Given instruction:
Look through the records that follow. Copy every line containing the word "base".

Provided records:
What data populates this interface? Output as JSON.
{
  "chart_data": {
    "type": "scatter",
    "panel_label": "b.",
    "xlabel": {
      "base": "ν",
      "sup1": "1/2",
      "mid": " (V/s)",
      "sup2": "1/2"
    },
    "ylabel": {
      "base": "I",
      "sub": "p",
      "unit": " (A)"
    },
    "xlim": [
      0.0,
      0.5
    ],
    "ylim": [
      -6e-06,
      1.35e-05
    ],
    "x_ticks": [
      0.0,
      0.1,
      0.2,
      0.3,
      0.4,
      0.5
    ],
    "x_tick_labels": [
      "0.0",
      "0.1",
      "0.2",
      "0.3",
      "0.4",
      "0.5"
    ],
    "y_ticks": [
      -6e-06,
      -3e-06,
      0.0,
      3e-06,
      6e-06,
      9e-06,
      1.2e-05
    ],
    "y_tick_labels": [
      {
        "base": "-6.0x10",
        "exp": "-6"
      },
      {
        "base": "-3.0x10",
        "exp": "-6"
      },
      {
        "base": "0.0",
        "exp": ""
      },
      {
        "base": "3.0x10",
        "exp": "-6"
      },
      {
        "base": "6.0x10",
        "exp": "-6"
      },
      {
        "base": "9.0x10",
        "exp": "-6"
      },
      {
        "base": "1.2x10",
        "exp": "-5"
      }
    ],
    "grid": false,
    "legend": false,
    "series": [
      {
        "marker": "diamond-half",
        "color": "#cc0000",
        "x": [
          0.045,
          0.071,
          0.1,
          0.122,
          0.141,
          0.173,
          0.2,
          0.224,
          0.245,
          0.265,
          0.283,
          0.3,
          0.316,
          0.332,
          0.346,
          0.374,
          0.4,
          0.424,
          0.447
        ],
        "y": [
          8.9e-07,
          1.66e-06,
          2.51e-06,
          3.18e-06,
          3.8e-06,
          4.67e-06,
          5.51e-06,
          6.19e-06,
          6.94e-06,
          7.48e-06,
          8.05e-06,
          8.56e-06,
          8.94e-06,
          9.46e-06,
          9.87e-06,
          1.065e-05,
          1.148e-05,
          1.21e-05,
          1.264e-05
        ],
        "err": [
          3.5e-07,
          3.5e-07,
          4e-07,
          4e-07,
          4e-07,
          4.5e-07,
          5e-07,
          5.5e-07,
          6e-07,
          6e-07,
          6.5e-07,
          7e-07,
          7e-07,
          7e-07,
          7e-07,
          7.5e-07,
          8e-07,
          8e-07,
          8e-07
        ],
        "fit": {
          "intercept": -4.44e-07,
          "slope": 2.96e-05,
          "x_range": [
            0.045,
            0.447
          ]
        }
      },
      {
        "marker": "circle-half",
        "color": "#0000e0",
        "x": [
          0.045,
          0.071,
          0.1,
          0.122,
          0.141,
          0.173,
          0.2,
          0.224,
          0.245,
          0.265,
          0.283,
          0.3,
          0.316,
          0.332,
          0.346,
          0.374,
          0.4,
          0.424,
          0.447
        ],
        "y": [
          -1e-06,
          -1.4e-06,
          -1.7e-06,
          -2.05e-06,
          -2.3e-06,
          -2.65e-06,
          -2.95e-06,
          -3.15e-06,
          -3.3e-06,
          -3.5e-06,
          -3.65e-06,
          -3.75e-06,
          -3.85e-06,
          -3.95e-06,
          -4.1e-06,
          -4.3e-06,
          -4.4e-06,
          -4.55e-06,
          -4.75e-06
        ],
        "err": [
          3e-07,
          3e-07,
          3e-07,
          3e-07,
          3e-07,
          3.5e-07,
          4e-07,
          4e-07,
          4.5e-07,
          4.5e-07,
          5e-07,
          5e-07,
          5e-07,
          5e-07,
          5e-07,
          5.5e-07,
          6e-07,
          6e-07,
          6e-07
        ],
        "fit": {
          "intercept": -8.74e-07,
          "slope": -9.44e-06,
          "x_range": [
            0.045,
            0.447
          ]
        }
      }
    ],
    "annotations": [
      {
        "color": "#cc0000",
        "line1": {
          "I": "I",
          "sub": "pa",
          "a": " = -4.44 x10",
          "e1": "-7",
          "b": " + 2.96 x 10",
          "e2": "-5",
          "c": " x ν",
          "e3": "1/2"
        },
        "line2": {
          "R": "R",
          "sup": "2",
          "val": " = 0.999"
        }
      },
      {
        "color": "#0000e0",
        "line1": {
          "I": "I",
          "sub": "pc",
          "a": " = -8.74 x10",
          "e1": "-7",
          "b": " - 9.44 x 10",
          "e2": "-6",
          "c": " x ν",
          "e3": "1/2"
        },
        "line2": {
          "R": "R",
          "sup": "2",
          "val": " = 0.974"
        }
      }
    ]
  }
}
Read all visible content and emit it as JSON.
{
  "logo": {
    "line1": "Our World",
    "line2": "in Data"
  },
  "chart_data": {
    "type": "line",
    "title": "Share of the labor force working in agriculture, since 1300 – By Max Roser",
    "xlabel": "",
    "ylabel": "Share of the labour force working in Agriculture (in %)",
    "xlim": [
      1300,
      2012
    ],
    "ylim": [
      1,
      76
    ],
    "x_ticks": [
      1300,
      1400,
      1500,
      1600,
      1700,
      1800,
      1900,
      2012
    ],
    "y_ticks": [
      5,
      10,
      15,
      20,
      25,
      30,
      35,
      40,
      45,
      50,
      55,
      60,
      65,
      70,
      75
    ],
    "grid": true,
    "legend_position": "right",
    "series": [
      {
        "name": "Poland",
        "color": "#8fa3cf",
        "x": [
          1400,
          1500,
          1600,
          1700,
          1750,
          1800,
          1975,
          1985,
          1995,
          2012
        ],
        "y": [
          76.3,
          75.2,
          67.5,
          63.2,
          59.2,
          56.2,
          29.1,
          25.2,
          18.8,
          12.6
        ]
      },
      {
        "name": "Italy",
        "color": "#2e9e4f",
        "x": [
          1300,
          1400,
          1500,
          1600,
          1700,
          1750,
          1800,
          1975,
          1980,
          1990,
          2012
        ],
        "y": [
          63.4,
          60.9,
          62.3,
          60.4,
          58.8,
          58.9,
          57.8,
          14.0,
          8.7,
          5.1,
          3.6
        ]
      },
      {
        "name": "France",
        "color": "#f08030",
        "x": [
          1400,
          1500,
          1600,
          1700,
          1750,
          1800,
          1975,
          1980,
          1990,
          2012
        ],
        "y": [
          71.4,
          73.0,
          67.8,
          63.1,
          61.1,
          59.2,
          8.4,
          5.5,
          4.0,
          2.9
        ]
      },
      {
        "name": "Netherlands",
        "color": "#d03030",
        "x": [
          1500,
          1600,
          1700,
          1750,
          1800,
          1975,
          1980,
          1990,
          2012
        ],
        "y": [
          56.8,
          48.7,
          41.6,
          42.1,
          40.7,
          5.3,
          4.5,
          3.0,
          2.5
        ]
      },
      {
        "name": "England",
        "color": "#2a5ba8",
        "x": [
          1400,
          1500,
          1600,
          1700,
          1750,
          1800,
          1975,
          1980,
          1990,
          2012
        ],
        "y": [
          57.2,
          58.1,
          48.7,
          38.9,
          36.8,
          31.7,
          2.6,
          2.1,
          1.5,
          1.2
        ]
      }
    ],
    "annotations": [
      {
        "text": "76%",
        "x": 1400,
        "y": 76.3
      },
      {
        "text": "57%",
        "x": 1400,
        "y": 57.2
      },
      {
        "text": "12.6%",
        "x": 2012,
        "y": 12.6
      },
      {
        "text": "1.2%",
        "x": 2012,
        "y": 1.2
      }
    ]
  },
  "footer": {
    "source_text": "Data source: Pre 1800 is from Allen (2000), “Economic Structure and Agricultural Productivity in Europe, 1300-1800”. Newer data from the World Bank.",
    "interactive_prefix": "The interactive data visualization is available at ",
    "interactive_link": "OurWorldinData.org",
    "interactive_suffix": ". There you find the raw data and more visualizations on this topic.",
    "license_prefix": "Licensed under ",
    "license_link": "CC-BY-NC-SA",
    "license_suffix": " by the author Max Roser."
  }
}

Answer in full:
      "base": "ν",
      "base": "I",
        "base": "-6.0x10",
        "base": "-3.0x10",
        "base": "0.0",
        "base": "3.0x10",
        "base": "6.0x10",
        "base": "9.0x10",
        "base": "1.2x10",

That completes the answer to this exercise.